▸ Brief
Copy everything in the listing below word for word, apart from any images.

▸ Supplied data

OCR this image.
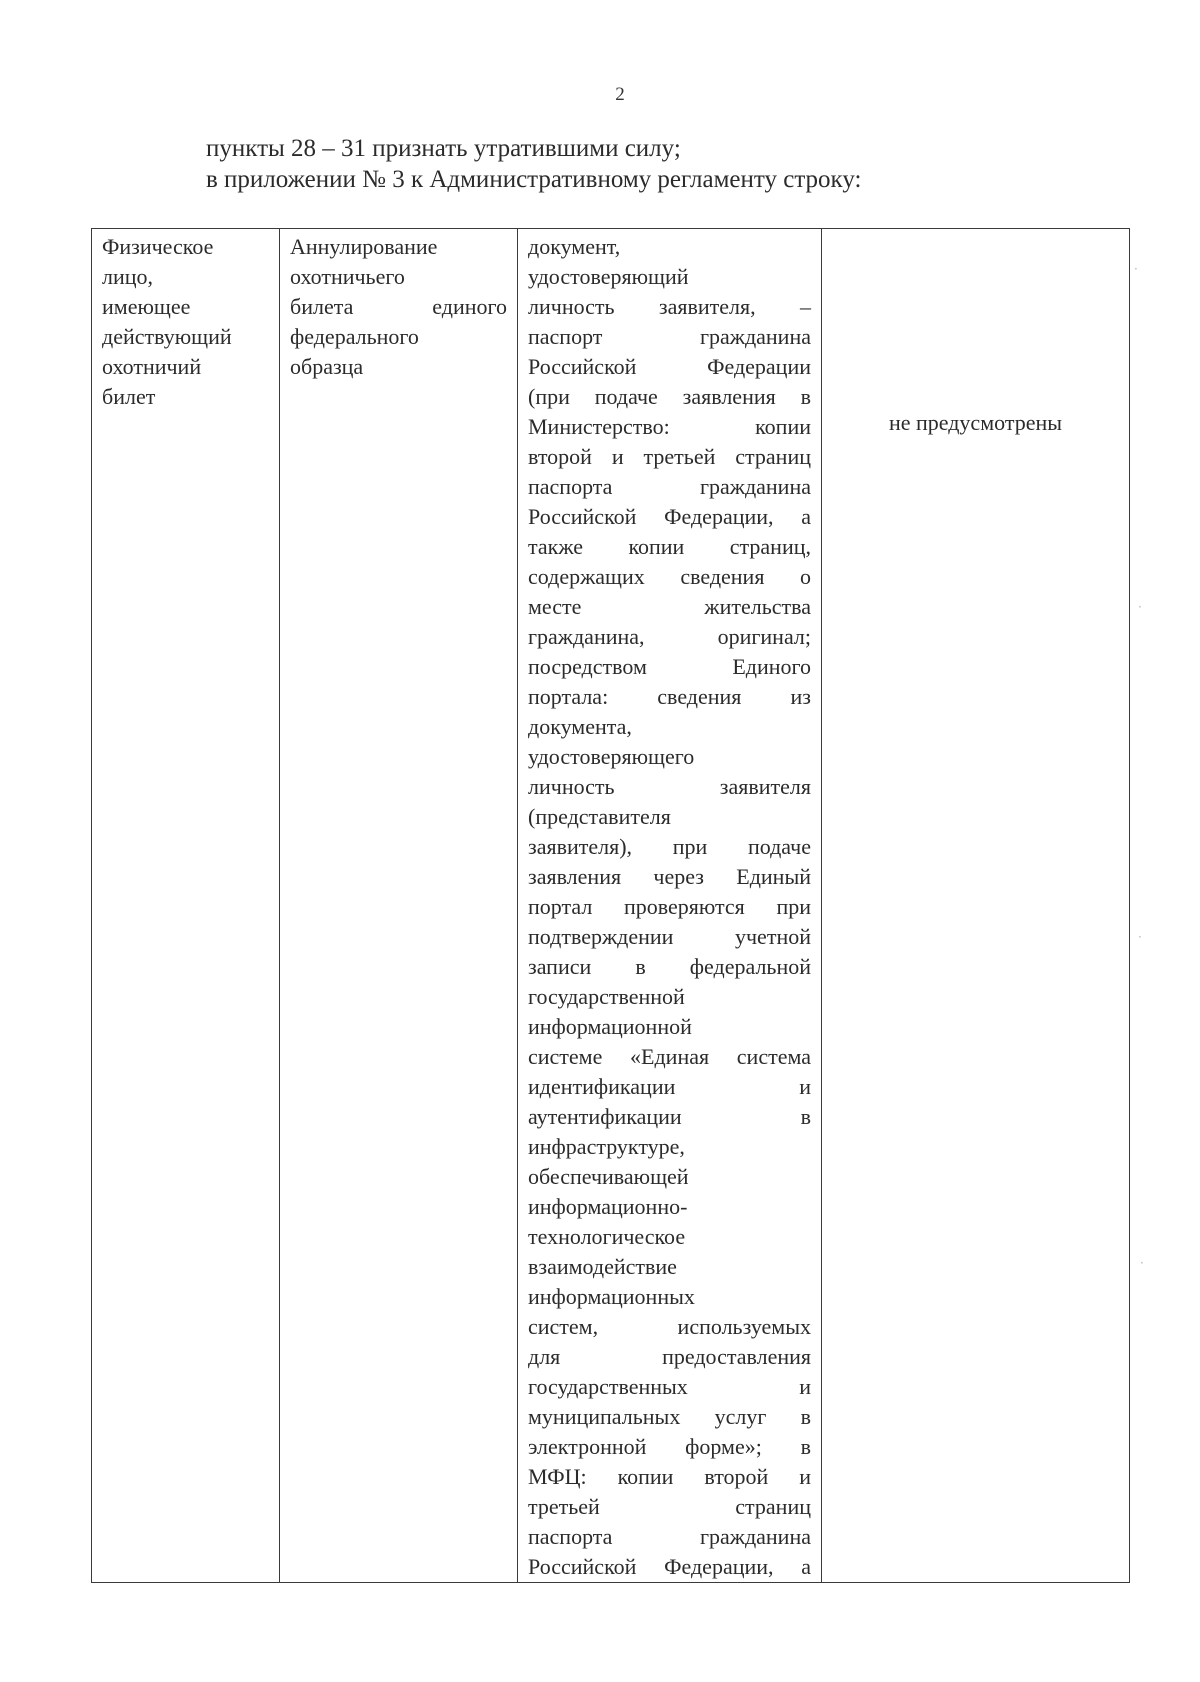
2

пункты 28 – 31 признать утратившими силу;

в приложении № 3 к Административному регламенту строку:

Физическое
лицо,
имеющее
действующий
охотничий
билет

Аннулирование
охотничьего
билета единого
федерального
образца

документ,
удостоверяющий
личность заявителя, –
паспорт гражданина
Российской Федерации
(при подаче заявления в
Министерство: копии
второй и третьей страниц
паспорта гражданина
Российской Федерации, а
также копии страниц,
содержащих сведения о
месте жительства
гражданина, оригинал;
посредством Единого
портала: сведения из
документа,
удостоверяющего
личность заявителя
(представителя
заявителя), при подаче
заявления через Единый
портал проверяются при
подтверждении учетной
записи в федеральной
государственной
информационной
системе «Единая система
идентификации и
аутентификации в
инфраструктуре,
обеспечивающей
информационно-
технологическое
взаимодействие
информационных
систем, используемых
для предоставления
государственных и
муниципальных услуг в
электронной форме»; в
МФЦ: копии второй и
третьей страниц
паспорта гражданина
Российской Федерации, а

не предусмотрены
·
·
·
·
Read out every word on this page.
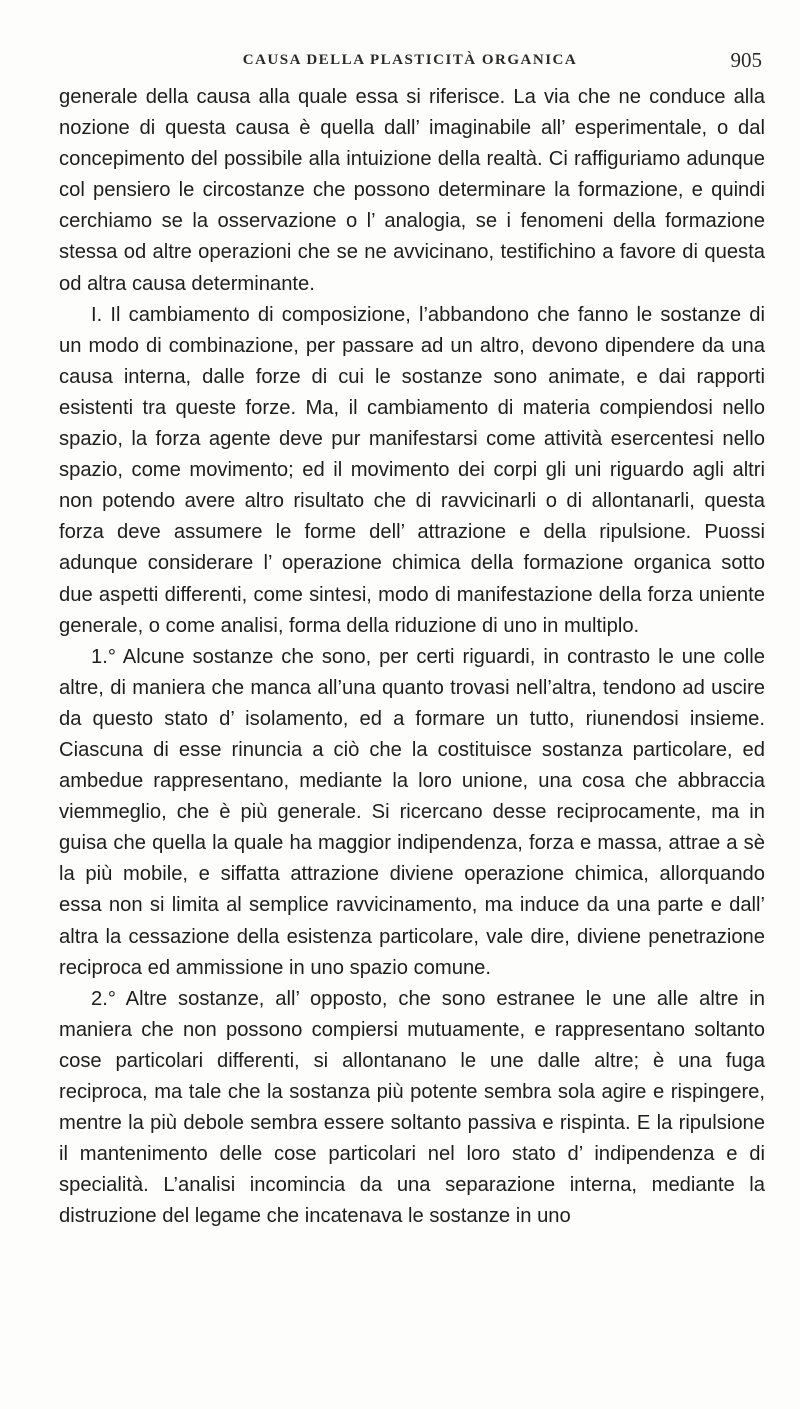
CAUSA DELLA PLASTICITÀ ORGANICA	905

generale della causa alla quale essa si riferisce. La via che ne conduce alla nozione di questa causa è quella dall’ imaginabile all’ esperimentale, o dal concepimento del possibile alla intuizione della realtà. Ci raffiguriamo adunque col pensiero le circostanze che possono determinare la formazione, e quindi cerchiamo se la osservazione o l’ analogia, se i fenomeni della formazione stessa od altre operazioni che se ne avvicinano, testifichino a favore di questa od altra causa determinante.

I. Il cambiamento di composizione, l’abbandono che fanno le sostanze di un modo di combinazione, per passare ad un altro, devono dipendere da una causa interna, dalle forze di cui le sostanze sono animate, e dai rapporti esistenti tra queste forze. Ma, il cambiamento di materia compiendosi nello spazio, la forza agente deve pur manifestarsi come attività esercentesi nello spazio, come movimento; ed il movimento dei corpi gli uni riguardo agli altri non potendo avere altro risultato che di ravvicinarli o di allontanarli, questa forza deve assumere le forme dell’ attrazione e della ripulsione. Puossi adunque considerare l’ operazione chimica della formazione organica sotto due aspetti differenti, come sintesi, modo di manifestazione della forza uniente generale, o come analisi, forma della riduzione di uno in multiplo.

1.° Alcune sostanze che sono, per certi riguardi, in contrasto le une colle altre, di maniera che manca all’una quanto trovasi nell’altra, tendono ad uscire da questo stato d’ isolamento, ed a formare un tutto, riunendosi insieme. Ciascuna di esse rinuncia a ciò che la costituisce sostanza particolare, ed ambedue rappresentano, mediante la loro unione, una cosa che abbraccia viemmeglio, che è più generale. Si ricercano desse reciprocamente, ma in guisa che quella la quale ha maggior indipendenza, forza e massa, attrae a sè la più mobile, e siffatta attrazione diviene operazione chimica, allorquando essa non si limita al semplice ravvicinamento, ma induce da una parte e dall’ altra la cessazione della esistenza particolare, vale dire, diviene penetrazione reciproca ed ammissione in uno spazio comune.

2.° Altre sostanze, all’ opposto, che sono estranee le une alle altre in maniera che non possono compiersi mutuamente, e rappresentano soltanto cose particolari differenti, si allontanano le une dalle altre; è una fuga reciproca, ma tale che la sostanza più potente sembra sola agire e rispingere, mentre la più debole sembra essere soltanto passiva e rispinta. E la ripulsione il mantenimento delle cose particolari nel loro stato d’ indipendenza e di specialità. L’analisi incomincia da una separazione interna, mediante la distruzione del legame che incatenava le sostanze in uno
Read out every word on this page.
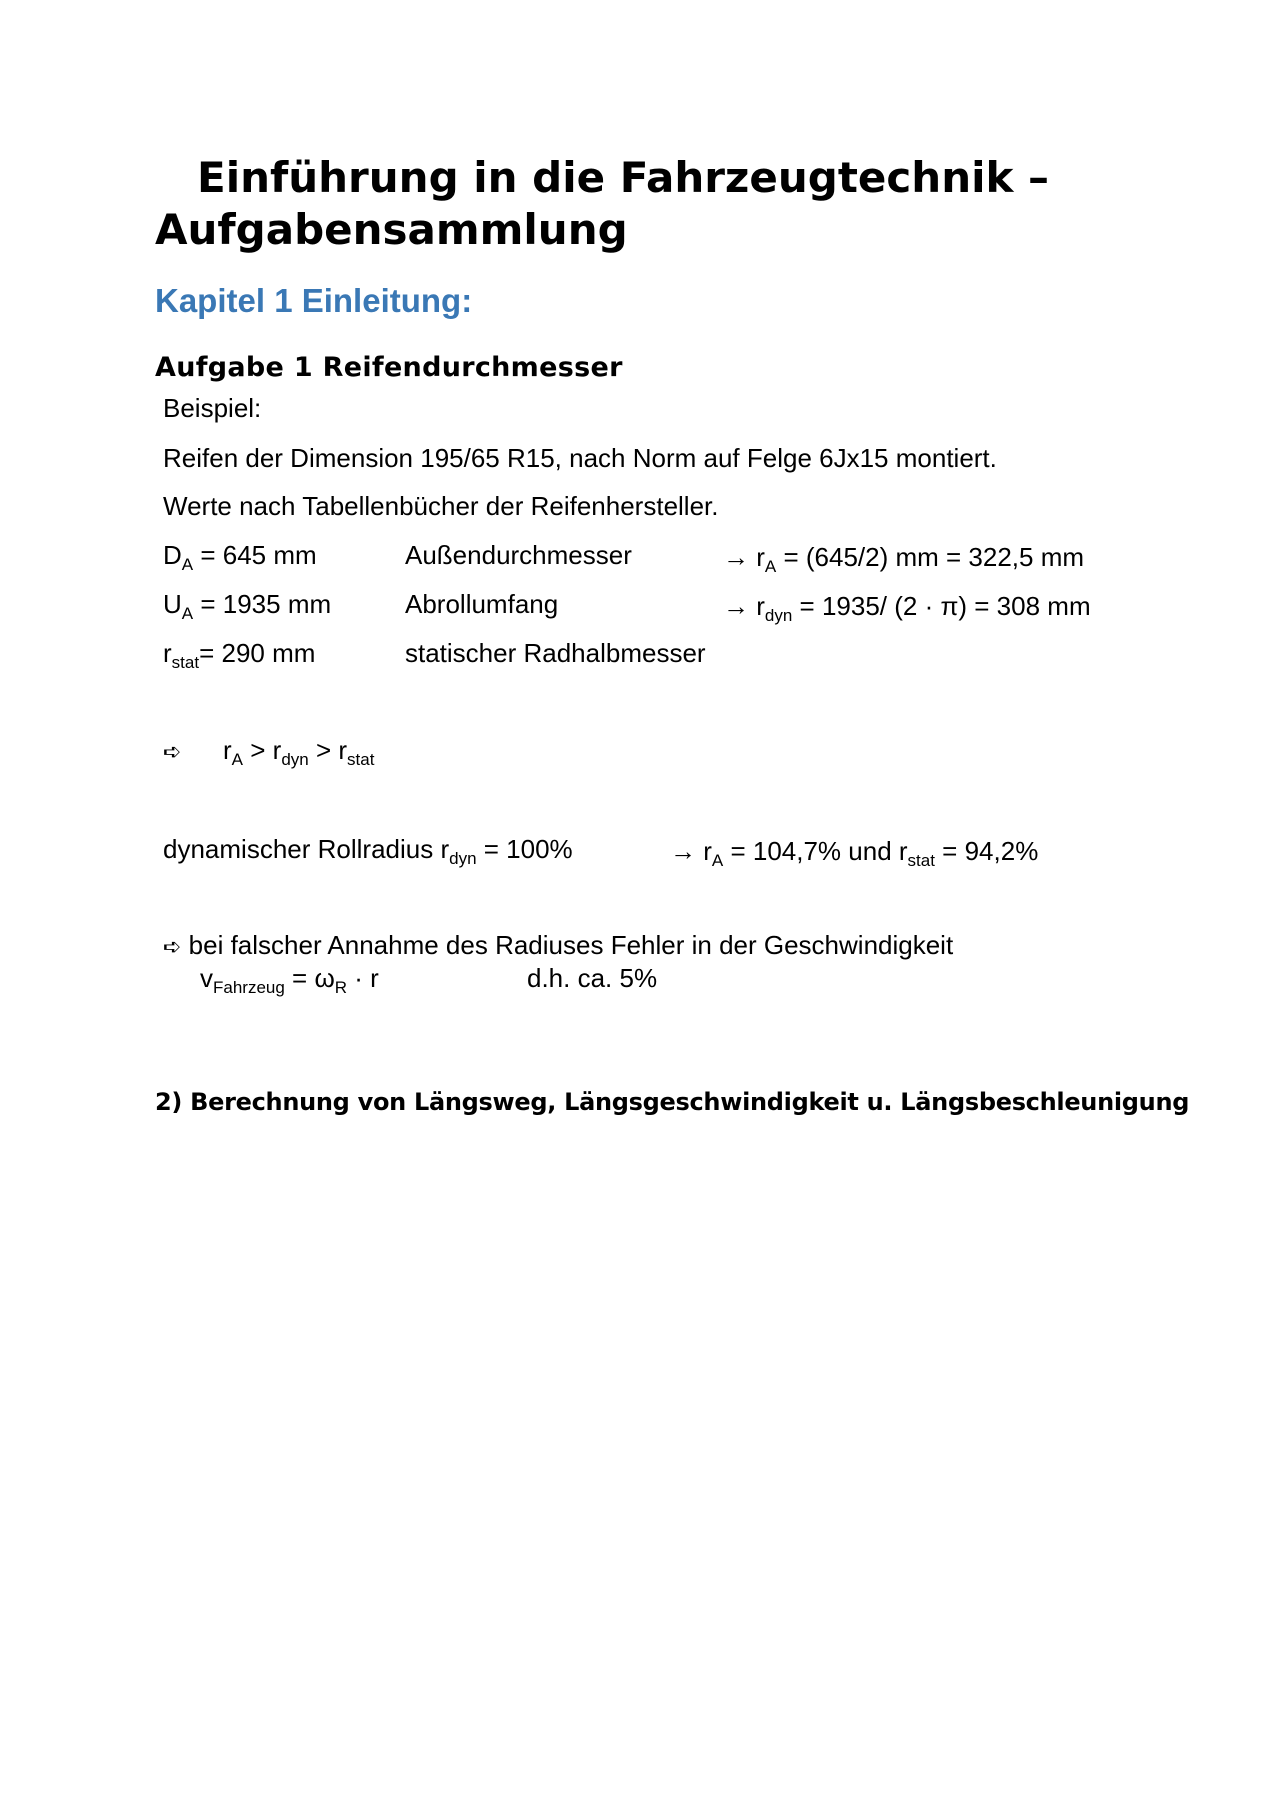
Einführung in die Fahrzeugtechnik –
Aufgabensammlung
Kapitel 1 Einleitung:
Aufgabe 1 Reifendurchmesser
Beispiel:
Reifen der Dimension 195/65 R15, nach Norm auf Felge 6Jx15 montiert.
Werte nach Tabellenbücher der Reifenhersteller.
$D_A = 645$ mm	Außendurchmesser	→ $r_A = (645/2)$ mm = 322,5 mm
$U_A = 1935$ mm	Abrollumfang	→ $r_{dyn} = 1935/$ (2 · π) = 308 mm
$r_{stat}= 290$ mm	statischer Radhalbmesser
➪ $r_A > r_{dyn} > r_{stat}$
dynamischer Rollradius $r_{dyn} = 100\%$	→ $r_A = 104,7\%$ und $r_{stat} = 94,2\%$
➪ bei falscher Annahme des Radiuses Fehler in der Geschwindigkeit
$v_{Fahrzeug} = \omega_R \cdot r$	d.h. ca. 5%
2) Berechnung von Längsweg, Längsgeschwindigkeit u. Längsbeschleunigung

▸ Output for this task
OCR this image.
2

пункты 28 – 31 признать утратившими силу;

в приложении № 3 к Административному регламенту строку:

Физическое
лицо,
имеющее
действующий
охотничий
билет

Аннулирование
охотничьего
билета единого
федерального
образца

документ,
удостоверяющий
личность заявителя, –
паспорт гражданина
Российской Федерации
(при подаче заявления в
Министерство: копии
второй и третьей страниц
паспорта гражданина
Российской Федерации, а
также копии страниц,
содержащих сведения о
месте жительства
гражданина, оригинал;
посредством Единого
портала: сведения из
документа,
удостоверяющего
личность заявителя
(представителя
заявителя), при подаче
заявления через Единый
портал проверяются при
подтверждении учетной
записи в федеральной
государственной
информационной
системе «Единая система
идентификации и
аутентификации в
инфраструктуре,
обеспечивающей
информационно-
технологическое
взаимодействие
информационных
систем, используемых
для предоставления
государственных и
муниципальных услуг в
электронной форме»; в
МФЦ: копии второй и
третьей страниц
паспорта гражданина
Российской Федерации, а

не предусмотрены
·
·
·
·
Read out every word on this page.
CAUSA DELLA PLASTICITÀ ORGANICA	905

generale della causa alla quale essa si riferisce. La via che ne conduce alla nozione di questa causa è quella dall’ imaginabile all’ esperimentale, o dal concepimento del possibile alla intuizione della realtà. Ci raffiguriamo adunque col pensiero le circostanze che possono determinare la formazione, e quindi cerchiamo se la osservazione o l’ analogia, se i fenomeni della formazione stessa od altre operazioni che se ne avvicinano, testifichino a favore di questa od altra causa determinante.

I. Il cambiamento di composizione, l’abbandono che fanno le sostanze di un modo di combinazione, per passare ad un altro, devono dipendere da una causa interna, dalle forze di cui le sostanze sono animate, e dai rapporti esistenti tra queste forze. Ma, il cambiamento di materia compiendosi nello spazio, la forza agente deve pur manifestarsi come attività esercentesi nello spazio, come movimento; ed il movimento dei corpi gli uni riguardo agli altri non potendo avere altro risultato che di ravvicinarli o di allontanarli, questa forza deve assumere le forme dell’ attrazione e della ripulsione. Puossi adunque considerare l’ operazione chimica della formazione organica sotto due aspetti differenti, come sintesi, modo di manifestazione della forza uniente generale, o come analisi, forma della riduzione di uno in multiplo.

1.° Alcune sostanze che sono, per certi riguardi, in contrasto le une colle altre, di maniera che manca all’una quanto trovasi nell’altra, tendono ad uscire da questo stato d’ isolamento, ed a formare un tutto, riunendosi insieme. Ciascuna di esse rinuncia a ciò che la costituisce sostanza particolare, ed ambedue rappresentano, mediante la loro unione, una cosa che abbraccia viemmeglio, che è più generale. Si ricercano desse reciprocamente, ma in guisa che quella la quale ha maggior indipendenza, forza e massa, attrae a sè la più mobile, e siffatta attrazione diviene operazione chimica, allorquando essa non si limita al semplice ravvicinamento, ma induce da una parte e dall’ altra la cessazione della esistenza particolare, vale dire, diviene penetrazione reciproca ed ammissione in uno spazio comune.

2.° Altre sostanze, all’ opposto, che sono estranee le une alle altre in maniera che non possono compiersi mutuamente, e rappresentano soltanto cose particolari differenti, si allontanano le une dalle altre; è una fuga reciproca, ma tale che la sostanza più potente sembra sola agire e rispingere, mentre la più debole sembra essere soltanto passiva e rispinta. E la ripulsione il mantenimento delle cose particolari nel loro stato d’ indipendenza e di specialità. L’analisi incomincia da una separazione interna, mediante la distruzione del legame che incatenava le sostanze in uno
Read out every word on this page.
Einführung in die Fahrzeugtechnik –
Aufgabensammlung
Kapitel 1 Einleitung:
Aufgabe 1 Reifendurchmesser
Beispiel:
Reifen der Dimension 195/65 R15, nach Norm auf Felge 6Jx15 montiert.
Werte nach Tabellenbücher der Reifenhersteller.
$D_A = 645$ mm	Außendurchmesser	→ $r_A = (645/2)$ mm = 322,5 mm
$U_A = 1935$ mm	Abrollumfang	→ $r_{dyn} = 1935/$ (2 · π) = 308 mm
$r_{stat}= 290$ mm	statischer Radhalbmesser
➪ $r_A > r_{dyn} > r_{stat}$
dynamischer Rollradius $r_{dyn} = 100\%$	→ $r_A = 104,7\%$ und $r_{stat} = 94,2\%$
➪ bei falscher Annahme des Radiuses Fehler in der Geschwindigkeit
$v_{Fahrzeug} = \omega_R \cdot r$	d.h. ca. 5%
2) Berechnung von Längsweg, Längsgeschwindigkeit u. Längsbeschleunigung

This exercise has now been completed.